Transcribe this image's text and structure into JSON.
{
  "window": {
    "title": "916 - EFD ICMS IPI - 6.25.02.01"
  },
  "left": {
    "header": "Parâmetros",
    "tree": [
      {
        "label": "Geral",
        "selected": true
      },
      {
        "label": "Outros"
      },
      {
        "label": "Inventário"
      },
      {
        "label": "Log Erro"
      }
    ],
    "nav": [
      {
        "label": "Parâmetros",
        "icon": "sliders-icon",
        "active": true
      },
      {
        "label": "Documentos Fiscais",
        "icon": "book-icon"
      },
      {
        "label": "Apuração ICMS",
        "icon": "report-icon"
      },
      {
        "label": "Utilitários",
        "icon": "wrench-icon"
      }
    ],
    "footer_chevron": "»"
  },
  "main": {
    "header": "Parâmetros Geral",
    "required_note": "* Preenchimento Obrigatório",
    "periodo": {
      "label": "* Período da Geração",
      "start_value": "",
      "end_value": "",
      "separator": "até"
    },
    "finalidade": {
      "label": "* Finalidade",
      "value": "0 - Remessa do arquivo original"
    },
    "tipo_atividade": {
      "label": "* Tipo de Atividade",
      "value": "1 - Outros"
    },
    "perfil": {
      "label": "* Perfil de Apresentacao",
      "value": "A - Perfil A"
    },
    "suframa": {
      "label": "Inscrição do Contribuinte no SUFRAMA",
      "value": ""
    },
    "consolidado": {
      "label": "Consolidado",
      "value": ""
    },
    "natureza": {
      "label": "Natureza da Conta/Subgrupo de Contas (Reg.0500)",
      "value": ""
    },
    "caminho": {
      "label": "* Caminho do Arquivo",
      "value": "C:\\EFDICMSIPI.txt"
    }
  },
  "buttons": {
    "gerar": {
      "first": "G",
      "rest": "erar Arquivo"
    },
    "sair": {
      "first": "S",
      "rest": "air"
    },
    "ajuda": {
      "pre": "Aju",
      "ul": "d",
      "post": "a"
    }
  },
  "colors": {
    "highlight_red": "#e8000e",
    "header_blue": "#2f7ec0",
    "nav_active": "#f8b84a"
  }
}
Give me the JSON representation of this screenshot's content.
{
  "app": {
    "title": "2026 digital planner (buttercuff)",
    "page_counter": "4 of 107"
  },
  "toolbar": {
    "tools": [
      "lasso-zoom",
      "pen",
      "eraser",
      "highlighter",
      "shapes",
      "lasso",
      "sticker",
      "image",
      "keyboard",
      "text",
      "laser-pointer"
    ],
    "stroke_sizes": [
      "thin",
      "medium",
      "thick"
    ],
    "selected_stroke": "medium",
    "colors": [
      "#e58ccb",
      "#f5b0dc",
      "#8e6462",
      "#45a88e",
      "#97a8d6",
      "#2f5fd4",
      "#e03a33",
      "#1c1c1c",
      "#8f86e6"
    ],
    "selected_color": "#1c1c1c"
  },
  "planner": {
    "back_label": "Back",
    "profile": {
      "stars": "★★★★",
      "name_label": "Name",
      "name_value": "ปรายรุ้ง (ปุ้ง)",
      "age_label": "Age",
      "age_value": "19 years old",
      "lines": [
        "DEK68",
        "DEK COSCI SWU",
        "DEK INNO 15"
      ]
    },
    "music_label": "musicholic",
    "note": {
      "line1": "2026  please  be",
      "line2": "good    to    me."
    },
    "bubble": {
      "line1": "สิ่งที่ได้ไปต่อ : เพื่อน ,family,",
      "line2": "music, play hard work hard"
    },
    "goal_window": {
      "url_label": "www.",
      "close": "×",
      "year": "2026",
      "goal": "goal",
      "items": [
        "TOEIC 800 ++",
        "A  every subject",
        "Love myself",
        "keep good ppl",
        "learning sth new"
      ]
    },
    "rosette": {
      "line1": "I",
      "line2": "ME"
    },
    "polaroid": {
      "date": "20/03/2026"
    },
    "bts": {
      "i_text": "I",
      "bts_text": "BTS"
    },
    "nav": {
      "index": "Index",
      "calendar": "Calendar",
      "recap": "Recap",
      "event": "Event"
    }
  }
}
──────────────────────────────
▸ AIM
Retype all of the entries precisely as they are.

▸ THE REPLY
Transcribe this image's text and structure into JSON.
{
  "window": {
    "title": "916 - EFD ICMS IPI - 6.25.02.01"
  },
  "left": {
    "header": "Parâmetros",
    "tree": [
      {
        "label": "Geral",
        "selected": true
      },
      {
        "label": "Outros"
      },
      {
        "label": "Inventário"
      },
      {
        "label": "Log Erro"
      }
    ],
    "nav": [
      {
        "label": "Parâmetros",
        "icon": "sliders-icon",
        "active": true
      },
      {
        "label": "Documentos Fiscais",
        "icon": "book-icon"
      },
      {
        "label": "Apuração ICMS",
        "icon": "report-icon"
      },
      {
        "label": "Utilitários",
        "icon": "wrench-icon"
      }
    ],
    "footer_chevron": "»"
  },
  "main": {
    "header": "Parâmetros Geral",
    "required_note": "* Preenchimento Obrigatório",
    "periodo": {
      "label": "* Período da Geração",
      "start_value": "",
      "end_value": "",
      "separator": "até"
    },
    "finalidade": {
      "label": "* Finalidade",
      "value": "0 - Remessa do arquivo original"
    },
    "tipo_atividade": {
      "label": "* Tipo de Atividade",
      "value": "1 - Outros"
    },
    "perfil": {
      "label": "* Perfil de Apresentacao",
      "value": "A - Perfil A"
    },
    "suframa": {
      "label": "Inscrição do Contribuinte no SUFRAMA",
      "value": ""
    },
    "consolidado": {
      "label": "Consolidado",
      "value": ""
    },
    "natureza": {
      "label": "Natureza da Conta/Subgrupo de Contas (Reg.0500)",
      "value": ""
    },
    "caminho": {
      "label": "* Caminho do Arquivo",
      "value": "C:\\EFDICMSIPI.txt"
    }
  },
  "buttons": {
    "gerar": {
      "first": "G",
      "rest": "erar Arquivo"
    },
    "sair": {
      "first": "S",
      "rest": "air"
    },
    "ajuda": {
      "pre": "Aju",
      "ul": "d",
      "post": "a"
    }
  },
  "colors": {
    "highlight_red": "#e8000e",
    "header_blue": "#2f7ec0",
    "nav_active": "#f8b84a"
  }
}
Give me the JSON representation of this screenshot's content.
{
  "app": {
    "title": "2026 digital planner (buttercuff)",
    "page_counter": "4 of 107"
  },
  "toolbar": {
    "tools": [
      "lasso-zoom",
      "pen",
      "eraser",
      "highlighter",
      "shapes",
      "lasso",
      "sticker",
      "image",
      "keyboard",
      "text",
      "laser-pointer"
    ],
    "stroke_sizes": [
      "thin",
      "medium",
      "thick"
    ],
    "selected_stroke": "medium",
    "colors": [
      "#e58ccb",
      "#f5b0dc",
      "#8e6462",
      "#45a88e",
      "#97a8d6",
      "#2f5fd4",
      "#e03a33",
      "#1c1c1c",
      "#8f86e6"
    ],
    "selected_color": "#1c1c1c"
  },
  "planner": {
    "back_label": "Back",
    "profile": {
      "stars": "★★★★",
      "name_label": "Name",
      "name_value": "ปรายรุ้ง (ปุ้ง)",
      "age_label": "Age",
      "age_value": "19 years old",
      "lines": [
        "DEK68",
        "DEK COSCI SWU",
        "DEK INNO 15"
      ]
    },
    "music_label": "musicholic",
    "note": {
      "line1": "2026  please  be",
      "line2": "good    to    me."
    },
    "bubble": {
      "line1": "สิ่งที่ได้ไปต่อ : เพื่อน ,family,",
      "line2": "music, play hard work hard"
    },
    "goal_window": {
      "url_label": "www.",
      "close": "×",
      "year": "2026",
      "goal": "goal",
      "items": [
        "TOEIC 800 ++",
        "A  every subject",
        "Love myself",
        "keep good ppl",
        "learning sth new"
      ]
    },
    "rosette": {
      "line1": "I",
      "line2": "ME"
    },
    "polaroid": {
      "date": "20/03/2026"
    },
    "bts": {
      "i_text": "I",
      "bts_text": "BTS"
    },
    "nav": {
      "index": "Index",
      "calendar": "Calendar",
      "recap": "Recap",
      "event": "Event"
    }
  }
}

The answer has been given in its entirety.